— WHAT TO PRODUCE —
Work out how many lines contain "name". Reply with the count alone.

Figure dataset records
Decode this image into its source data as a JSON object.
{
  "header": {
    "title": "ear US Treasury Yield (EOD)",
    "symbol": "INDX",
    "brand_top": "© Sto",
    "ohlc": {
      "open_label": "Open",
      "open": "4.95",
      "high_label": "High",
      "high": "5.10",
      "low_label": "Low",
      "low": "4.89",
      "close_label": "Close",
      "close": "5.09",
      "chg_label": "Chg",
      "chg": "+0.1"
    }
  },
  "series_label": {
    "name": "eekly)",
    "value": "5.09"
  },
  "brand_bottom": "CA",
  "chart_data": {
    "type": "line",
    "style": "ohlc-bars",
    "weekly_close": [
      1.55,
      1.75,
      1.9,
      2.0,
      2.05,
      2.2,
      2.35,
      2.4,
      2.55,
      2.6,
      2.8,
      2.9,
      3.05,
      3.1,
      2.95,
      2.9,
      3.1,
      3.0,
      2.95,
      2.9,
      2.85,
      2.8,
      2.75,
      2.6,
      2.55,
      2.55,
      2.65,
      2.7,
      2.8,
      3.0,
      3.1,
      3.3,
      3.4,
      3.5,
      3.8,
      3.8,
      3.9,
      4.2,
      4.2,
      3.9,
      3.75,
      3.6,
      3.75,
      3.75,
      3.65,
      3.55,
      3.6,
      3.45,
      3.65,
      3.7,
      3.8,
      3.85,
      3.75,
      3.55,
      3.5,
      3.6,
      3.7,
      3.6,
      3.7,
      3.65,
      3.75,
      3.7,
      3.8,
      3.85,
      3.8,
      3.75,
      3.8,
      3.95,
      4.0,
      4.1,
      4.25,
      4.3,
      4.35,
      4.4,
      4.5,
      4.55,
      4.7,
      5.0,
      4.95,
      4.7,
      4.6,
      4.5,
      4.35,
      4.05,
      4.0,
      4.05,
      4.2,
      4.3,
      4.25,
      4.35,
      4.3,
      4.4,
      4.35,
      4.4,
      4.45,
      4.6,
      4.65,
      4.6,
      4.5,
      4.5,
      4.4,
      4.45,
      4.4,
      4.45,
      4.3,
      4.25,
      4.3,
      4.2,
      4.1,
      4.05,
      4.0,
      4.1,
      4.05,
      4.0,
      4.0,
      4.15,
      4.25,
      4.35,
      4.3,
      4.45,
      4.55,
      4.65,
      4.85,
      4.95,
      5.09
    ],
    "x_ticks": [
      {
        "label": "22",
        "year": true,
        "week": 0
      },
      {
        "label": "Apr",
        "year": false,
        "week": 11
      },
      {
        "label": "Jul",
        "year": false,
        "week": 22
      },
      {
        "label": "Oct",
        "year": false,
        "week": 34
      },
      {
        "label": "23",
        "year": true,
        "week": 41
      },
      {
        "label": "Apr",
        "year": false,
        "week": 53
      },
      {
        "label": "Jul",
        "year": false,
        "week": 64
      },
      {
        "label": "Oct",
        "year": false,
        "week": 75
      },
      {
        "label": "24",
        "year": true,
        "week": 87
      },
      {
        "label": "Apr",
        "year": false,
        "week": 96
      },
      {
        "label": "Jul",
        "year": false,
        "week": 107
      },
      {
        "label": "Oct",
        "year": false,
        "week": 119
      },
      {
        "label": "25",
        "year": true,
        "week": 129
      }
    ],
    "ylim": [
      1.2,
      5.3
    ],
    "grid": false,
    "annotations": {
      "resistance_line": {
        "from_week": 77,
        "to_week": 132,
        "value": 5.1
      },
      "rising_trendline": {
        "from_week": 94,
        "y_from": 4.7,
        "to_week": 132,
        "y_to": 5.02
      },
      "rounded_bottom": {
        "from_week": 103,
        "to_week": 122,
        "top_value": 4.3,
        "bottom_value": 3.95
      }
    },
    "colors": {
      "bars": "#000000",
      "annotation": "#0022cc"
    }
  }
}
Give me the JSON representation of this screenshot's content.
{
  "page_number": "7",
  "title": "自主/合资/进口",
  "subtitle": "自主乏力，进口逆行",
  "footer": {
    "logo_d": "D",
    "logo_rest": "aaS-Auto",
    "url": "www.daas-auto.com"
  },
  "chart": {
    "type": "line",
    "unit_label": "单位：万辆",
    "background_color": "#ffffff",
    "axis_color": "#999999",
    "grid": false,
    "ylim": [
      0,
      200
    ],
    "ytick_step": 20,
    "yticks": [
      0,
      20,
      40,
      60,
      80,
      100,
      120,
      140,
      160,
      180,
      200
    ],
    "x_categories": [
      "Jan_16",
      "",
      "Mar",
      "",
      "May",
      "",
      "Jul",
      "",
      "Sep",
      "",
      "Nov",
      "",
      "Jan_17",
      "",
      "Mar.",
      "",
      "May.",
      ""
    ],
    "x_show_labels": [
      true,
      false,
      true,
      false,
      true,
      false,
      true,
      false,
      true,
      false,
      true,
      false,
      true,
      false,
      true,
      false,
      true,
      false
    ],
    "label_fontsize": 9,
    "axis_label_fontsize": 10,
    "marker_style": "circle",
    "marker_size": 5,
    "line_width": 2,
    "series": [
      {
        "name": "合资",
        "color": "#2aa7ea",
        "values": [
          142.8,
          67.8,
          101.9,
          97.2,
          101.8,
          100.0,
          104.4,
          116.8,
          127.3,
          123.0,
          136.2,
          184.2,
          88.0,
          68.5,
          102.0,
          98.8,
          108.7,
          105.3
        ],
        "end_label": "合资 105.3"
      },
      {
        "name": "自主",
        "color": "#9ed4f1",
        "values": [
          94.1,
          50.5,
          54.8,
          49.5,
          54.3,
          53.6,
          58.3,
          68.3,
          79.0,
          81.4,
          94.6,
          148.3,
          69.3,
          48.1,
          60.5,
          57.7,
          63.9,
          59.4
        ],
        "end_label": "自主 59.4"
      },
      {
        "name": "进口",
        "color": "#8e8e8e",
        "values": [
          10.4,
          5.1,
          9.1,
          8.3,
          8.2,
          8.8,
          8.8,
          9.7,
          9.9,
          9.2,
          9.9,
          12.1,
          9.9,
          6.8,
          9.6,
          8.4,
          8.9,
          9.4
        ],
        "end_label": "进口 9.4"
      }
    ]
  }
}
* * *
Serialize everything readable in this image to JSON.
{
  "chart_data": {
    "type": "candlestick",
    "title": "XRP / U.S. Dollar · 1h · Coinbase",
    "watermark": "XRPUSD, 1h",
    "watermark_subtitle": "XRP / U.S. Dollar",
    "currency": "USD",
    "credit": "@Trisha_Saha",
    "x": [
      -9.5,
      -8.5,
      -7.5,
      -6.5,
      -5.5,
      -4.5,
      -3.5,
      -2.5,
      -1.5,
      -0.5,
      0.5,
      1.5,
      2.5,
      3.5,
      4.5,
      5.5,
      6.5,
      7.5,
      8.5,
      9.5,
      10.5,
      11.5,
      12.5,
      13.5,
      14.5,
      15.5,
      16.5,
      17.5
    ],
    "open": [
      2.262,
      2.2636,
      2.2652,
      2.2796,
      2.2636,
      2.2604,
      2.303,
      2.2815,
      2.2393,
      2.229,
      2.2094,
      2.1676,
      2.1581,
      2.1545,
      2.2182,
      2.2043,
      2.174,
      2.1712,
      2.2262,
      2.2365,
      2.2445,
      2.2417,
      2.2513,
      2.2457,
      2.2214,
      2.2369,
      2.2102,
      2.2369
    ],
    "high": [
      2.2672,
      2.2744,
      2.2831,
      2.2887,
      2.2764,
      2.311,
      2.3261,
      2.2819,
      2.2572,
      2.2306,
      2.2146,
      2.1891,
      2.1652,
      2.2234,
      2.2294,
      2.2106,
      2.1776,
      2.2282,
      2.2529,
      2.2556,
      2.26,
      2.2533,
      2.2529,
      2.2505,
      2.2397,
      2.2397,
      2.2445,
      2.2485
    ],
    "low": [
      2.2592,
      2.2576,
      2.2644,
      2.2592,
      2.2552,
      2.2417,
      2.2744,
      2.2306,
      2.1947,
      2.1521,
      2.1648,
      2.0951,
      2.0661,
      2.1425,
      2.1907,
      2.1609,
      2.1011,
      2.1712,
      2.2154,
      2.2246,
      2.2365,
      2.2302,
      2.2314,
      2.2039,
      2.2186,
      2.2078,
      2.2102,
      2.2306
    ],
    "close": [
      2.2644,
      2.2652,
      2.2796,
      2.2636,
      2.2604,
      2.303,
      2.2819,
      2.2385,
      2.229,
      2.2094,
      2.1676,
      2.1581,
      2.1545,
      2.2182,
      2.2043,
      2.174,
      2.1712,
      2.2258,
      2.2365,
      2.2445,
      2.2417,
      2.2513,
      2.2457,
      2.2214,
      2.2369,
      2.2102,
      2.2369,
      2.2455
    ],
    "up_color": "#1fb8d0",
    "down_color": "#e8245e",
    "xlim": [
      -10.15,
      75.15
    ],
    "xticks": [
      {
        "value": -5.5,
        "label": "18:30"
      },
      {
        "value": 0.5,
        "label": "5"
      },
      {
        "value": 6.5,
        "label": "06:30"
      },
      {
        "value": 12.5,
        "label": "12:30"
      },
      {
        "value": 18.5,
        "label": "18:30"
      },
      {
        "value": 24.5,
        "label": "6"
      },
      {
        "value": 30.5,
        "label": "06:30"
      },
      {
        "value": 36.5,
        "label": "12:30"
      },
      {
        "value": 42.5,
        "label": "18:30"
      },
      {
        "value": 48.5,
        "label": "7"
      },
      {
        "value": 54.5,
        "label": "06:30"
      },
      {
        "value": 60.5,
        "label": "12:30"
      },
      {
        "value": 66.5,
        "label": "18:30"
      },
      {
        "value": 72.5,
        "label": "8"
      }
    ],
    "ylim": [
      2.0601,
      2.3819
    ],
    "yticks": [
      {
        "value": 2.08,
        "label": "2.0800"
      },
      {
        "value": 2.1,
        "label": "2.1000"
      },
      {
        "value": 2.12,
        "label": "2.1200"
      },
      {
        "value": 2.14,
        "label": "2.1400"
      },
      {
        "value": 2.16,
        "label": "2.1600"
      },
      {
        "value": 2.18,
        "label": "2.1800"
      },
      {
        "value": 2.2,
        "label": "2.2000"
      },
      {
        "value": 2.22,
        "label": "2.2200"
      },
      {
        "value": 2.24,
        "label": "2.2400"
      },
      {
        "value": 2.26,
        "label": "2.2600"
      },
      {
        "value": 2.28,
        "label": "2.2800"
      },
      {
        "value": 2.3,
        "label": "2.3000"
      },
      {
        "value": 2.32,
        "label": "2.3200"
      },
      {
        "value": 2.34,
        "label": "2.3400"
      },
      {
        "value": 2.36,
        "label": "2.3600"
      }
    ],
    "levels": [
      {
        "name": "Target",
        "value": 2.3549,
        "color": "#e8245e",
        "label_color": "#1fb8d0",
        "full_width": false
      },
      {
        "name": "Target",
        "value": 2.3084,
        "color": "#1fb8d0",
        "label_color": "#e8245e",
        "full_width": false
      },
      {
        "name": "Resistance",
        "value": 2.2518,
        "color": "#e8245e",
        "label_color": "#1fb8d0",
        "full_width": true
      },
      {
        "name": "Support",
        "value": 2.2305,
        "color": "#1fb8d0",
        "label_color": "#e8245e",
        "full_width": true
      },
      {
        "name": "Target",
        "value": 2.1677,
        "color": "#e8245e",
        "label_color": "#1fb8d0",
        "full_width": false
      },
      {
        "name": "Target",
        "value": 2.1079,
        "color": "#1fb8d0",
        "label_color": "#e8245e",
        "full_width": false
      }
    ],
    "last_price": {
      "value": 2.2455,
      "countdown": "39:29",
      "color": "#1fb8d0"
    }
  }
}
--
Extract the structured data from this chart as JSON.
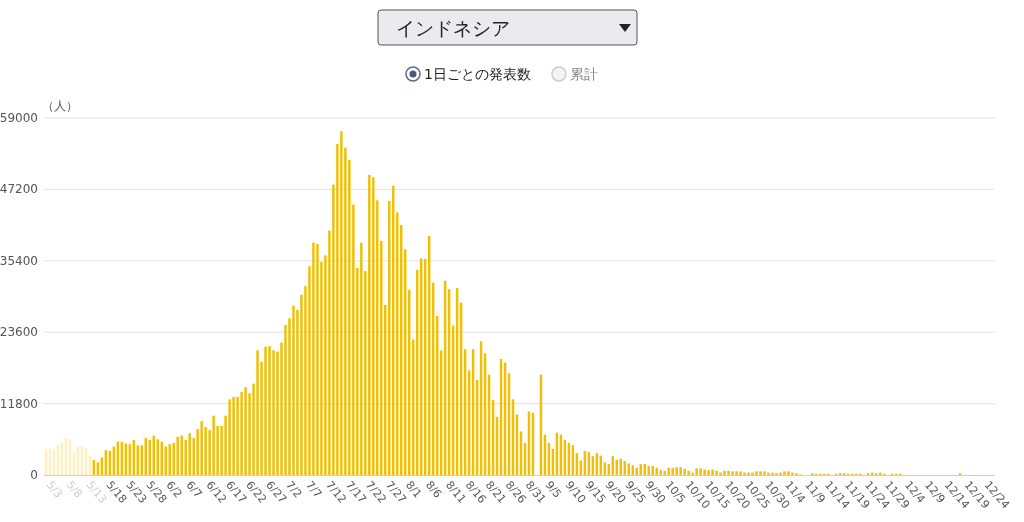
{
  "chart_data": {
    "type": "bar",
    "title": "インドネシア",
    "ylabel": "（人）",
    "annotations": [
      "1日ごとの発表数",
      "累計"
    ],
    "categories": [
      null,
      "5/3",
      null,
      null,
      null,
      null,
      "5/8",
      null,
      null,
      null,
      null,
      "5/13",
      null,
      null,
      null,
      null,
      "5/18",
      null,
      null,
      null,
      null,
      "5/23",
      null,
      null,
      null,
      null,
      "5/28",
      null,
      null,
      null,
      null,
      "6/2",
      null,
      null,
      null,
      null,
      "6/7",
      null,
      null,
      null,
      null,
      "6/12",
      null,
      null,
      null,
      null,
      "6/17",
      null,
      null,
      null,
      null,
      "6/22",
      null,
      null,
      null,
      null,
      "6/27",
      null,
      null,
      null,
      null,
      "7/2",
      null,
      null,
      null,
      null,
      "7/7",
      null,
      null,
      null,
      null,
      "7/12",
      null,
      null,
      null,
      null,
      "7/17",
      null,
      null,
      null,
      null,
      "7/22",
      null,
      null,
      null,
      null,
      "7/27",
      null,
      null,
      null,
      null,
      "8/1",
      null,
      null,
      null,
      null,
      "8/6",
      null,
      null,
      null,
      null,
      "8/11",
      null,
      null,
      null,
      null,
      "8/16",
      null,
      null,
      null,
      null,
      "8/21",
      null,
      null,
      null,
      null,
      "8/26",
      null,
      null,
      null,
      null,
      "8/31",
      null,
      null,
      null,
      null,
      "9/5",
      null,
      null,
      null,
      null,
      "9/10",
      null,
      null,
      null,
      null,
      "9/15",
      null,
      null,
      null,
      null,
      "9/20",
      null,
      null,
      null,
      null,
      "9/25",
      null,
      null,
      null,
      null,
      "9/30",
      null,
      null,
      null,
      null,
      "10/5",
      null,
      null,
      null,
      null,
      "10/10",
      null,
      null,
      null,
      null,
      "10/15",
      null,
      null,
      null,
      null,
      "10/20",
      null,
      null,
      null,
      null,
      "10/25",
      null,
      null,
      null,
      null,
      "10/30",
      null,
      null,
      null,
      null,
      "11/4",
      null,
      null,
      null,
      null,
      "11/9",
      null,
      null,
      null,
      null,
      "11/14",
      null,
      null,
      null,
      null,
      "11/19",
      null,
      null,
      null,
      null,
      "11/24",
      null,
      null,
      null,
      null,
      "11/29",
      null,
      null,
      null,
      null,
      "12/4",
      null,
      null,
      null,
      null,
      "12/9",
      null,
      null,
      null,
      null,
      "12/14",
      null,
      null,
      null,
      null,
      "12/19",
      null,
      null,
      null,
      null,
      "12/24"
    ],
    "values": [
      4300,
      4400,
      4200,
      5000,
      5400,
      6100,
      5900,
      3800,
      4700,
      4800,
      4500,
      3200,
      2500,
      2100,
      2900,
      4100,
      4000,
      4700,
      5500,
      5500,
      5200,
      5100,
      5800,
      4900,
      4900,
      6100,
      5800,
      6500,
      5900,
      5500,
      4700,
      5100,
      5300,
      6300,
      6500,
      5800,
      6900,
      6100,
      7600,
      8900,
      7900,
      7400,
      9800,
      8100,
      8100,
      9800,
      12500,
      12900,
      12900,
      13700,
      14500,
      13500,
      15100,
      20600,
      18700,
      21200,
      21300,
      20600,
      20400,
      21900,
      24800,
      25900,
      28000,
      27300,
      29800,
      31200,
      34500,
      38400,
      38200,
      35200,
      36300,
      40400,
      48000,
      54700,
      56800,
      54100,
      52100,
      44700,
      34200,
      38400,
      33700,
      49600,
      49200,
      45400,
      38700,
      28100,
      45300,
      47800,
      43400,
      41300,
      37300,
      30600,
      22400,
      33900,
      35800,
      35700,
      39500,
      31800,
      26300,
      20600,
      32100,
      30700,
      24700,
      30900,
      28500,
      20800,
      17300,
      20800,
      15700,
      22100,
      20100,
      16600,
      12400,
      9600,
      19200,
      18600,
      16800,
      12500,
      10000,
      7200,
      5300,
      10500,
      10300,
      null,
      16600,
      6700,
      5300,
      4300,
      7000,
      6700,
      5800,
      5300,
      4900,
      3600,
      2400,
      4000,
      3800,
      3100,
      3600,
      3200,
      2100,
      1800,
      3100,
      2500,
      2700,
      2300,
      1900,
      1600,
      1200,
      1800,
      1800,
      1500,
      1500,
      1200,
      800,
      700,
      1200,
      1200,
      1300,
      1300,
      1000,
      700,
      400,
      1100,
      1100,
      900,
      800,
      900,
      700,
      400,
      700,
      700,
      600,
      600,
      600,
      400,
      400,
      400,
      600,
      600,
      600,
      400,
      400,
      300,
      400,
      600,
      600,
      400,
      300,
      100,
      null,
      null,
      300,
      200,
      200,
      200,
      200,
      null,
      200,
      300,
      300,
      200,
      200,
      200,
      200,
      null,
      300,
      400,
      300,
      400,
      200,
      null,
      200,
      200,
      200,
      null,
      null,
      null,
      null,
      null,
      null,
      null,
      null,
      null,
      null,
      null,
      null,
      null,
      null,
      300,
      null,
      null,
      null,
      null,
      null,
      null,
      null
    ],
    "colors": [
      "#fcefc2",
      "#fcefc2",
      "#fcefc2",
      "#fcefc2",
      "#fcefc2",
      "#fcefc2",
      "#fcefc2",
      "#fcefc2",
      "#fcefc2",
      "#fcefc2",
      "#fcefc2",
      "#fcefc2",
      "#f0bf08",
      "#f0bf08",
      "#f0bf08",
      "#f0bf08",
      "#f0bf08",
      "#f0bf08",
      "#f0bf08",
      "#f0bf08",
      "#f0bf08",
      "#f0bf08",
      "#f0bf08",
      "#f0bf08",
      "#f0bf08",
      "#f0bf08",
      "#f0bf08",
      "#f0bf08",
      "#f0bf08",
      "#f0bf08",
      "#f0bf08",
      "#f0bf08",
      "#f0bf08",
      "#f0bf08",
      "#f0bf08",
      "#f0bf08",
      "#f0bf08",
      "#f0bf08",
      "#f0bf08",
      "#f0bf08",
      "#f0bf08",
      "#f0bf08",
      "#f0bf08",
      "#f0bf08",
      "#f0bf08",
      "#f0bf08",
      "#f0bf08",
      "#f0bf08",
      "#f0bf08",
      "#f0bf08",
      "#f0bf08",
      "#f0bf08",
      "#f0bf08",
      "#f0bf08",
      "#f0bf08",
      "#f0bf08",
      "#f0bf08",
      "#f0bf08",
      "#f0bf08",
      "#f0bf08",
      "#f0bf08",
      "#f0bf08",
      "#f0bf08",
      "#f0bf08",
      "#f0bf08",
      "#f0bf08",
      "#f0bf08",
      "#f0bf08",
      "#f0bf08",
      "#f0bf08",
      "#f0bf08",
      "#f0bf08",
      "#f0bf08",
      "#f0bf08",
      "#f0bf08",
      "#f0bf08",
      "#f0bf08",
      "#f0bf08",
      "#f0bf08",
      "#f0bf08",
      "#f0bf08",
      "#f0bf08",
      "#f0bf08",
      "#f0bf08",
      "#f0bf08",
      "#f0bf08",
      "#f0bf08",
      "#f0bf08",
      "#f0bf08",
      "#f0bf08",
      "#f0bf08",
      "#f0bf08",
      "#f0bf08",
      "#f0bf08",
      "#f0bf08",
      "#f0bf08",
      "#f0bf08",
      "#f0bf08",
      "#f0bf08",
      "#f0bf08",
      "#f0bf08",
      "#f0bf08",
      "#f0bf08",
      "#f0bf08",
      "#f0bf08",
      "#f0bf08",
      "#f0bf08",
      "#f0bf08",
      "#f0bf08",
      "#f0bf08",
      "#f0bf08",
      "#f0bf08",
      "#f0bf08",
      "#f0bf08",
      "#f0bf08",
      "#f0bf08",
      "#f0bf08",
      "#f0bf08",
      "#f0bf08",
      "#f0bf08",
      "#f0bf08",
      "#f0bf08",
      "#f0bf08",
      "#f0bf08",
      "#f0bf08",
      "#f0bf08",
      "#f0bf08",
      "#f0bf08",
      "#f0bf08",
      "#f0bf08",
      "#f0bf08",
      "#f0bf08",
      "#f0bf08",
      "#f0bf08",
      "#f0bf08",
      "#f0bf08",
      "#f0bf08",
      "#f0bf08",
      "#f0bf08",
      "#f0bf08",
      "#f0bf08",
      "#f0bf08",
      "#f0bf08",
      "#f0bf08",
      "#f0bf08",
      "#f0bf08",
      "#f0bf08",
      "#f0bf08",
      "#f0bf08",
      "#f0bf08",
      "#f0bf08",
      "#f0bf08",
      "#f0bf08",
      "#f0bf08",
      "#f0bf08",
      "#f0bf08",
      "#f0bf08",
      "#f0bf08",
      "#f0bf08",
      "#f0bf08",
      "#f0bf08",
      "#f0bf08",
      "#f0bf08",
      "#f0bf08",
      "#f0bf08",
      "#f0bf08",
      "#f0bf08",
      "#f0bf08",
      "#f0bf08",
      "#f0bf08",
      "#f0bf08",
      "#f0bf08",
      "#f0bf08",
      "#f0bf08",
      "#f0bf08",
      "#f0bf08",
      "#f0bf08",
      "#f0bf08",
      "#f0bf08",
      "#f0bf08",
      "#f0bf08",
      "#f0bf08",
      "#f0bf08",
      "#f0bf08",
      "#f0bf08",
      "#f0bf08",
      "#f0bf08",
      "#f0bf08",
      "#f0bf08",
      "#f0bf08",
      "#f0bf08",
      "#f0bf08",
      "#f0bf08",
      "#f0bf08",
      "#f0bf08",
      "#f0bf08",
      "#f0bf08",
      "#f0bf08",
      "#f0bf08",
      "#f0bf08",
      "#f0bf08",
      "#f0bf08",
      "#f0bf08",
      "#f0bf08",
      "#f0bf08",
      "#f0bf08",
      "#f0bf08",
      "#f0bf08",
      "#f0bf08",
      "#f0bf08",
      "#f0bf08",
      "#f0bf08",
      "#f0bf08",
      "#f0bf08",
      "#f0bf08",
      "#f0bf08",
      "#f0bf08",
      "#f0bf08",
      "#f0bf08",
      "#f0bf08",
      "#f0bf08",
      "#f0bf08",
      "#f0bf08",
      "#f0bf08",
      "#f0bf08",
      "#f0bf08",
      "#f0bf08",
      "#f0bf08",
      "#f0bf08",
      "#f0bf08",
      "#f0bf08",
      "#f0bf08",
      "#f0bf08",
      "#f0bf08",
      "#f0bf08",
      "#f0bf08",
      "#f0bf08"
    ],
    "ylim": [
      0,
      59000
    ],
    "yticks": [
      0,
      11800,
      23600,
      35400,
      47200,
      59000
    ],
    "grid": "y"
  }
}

— FULL OUTPUT —
10